◆ SHORT EXERCISE ◆
In the listing that follows, how many lines contain the string "text"? Provide only the number.

-- Begin DATA PROVIDED --

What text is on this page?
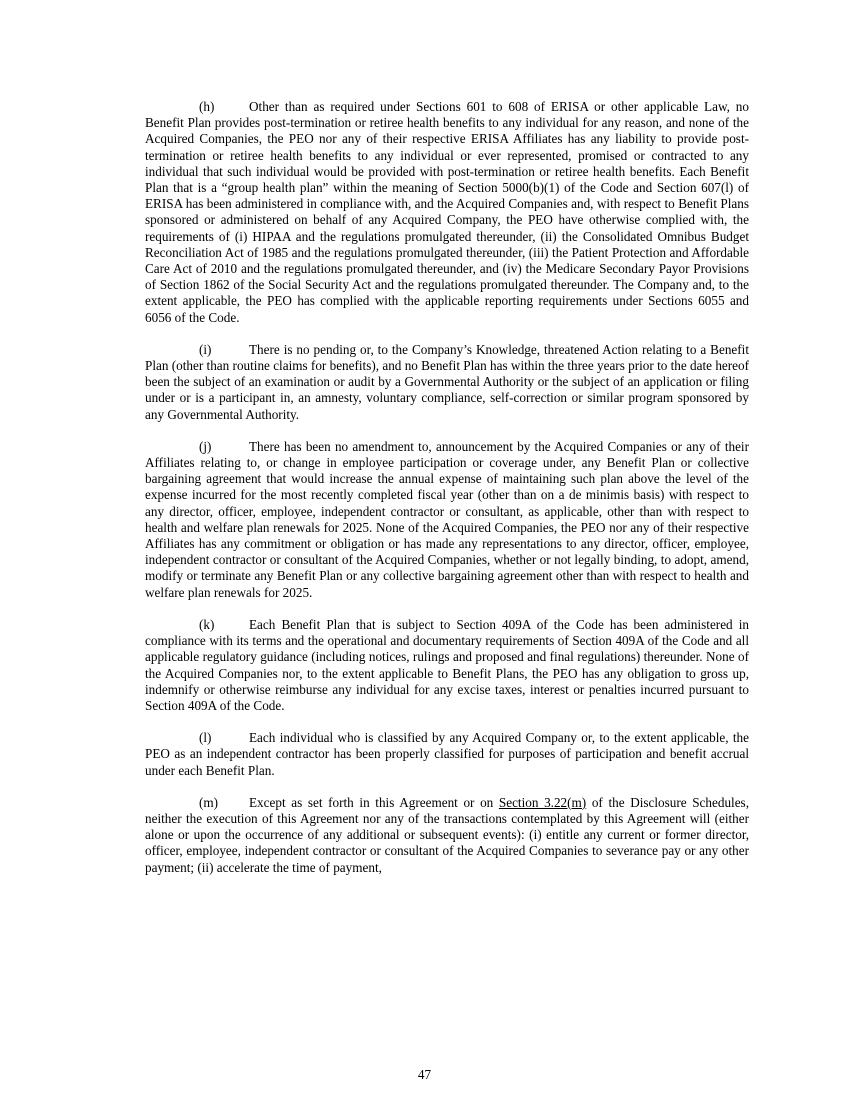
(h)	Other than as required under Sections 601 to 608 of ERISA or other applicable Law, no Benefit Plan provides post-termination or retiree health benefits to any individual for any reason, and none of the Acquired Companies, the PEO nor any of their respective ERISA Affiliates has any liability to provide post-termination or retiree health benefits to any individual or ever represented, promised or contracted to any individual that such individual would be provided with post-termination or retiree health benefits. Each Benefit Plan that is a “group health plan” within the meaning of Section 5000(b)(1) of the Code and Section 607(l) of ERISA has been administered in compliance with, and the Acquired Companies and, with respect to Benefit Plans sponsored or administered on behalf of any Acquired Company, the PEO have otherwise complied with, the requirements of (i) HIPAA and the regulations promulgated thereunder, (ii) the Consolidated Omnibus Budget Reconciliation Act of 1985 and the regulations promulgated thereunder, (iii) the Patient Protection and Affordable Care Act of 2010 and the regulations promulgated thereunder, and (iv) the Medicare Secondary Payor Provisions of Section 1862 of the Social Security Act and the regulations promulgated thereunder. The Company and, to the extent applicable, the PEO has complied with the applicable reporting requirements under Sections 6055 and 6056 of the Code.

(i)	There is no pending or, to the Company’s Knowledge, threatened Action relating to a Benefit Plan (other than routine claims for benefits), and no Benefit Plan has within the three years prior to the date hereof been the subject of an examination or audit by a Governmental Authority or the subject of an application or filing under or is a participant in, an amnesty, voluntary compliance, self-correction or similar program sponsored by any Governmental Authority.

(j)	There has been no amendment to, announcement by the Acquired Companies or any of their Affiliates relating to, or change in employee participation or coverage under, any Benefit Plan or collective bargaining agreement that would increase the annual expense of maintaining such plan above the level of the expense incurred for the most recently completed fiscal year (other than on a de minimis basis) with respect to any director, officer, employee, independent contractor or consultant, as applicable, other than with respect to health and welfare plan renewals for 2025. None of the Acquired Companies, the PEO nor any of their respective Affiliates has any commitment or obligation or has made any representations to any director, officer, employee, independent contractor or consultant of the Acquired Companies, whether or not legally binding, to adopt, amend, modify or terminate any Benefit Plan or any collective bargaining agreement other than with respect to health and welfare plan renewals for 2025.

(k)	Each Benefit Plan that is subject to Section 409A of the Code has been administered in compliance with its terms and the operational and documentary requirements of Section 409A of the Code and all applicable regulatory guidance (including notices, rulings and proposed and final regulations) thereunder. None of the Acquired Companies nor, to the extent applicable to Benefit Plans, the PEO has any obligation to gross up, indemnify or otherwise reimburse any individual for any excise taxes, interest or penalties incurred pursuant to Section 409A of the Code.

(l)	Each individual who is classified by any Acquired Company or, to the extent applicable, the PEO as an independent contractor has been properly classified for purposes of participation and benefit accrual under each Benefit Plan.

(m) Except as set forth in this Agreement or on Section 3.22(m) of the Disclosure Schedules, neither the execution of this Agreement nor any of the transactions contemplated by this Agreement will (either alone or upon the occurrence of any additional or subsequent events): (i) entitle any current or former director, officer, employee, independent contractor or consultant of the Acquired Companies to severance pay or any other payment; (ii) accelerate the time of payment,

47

-- End DATA PROVIDED --
-- Begin DATA PROVIDED --

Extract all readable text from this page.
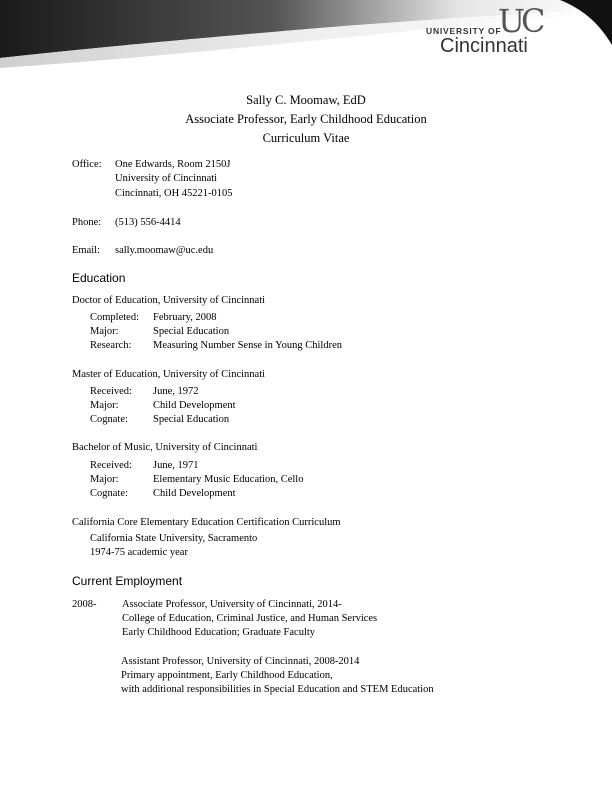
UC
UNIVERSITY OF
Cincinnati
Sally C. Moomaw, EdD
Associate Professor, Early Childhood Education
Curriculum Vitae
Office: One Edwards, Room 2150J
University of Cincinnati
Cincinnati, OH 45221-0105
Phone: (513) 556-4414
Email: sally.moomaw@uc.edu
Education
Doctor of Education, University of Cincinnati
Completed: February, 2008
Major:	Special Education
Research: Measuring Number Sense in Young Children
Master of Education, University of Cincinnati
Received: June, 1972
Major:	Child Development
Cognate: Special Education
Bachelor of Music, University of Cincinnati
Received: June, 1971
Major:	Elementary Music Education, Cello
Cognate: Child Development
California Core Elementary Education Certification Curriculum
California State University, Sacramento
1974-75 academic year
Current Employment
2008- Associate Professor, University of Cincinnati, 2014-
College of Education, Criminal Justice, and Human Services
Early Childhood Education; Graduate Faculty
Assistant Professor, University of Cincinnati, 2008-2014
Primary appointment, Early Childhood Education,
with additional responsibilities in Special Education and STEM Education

-- End DATA PROVIDED --

◆ SOLUTION TO THIS TASK ◆
2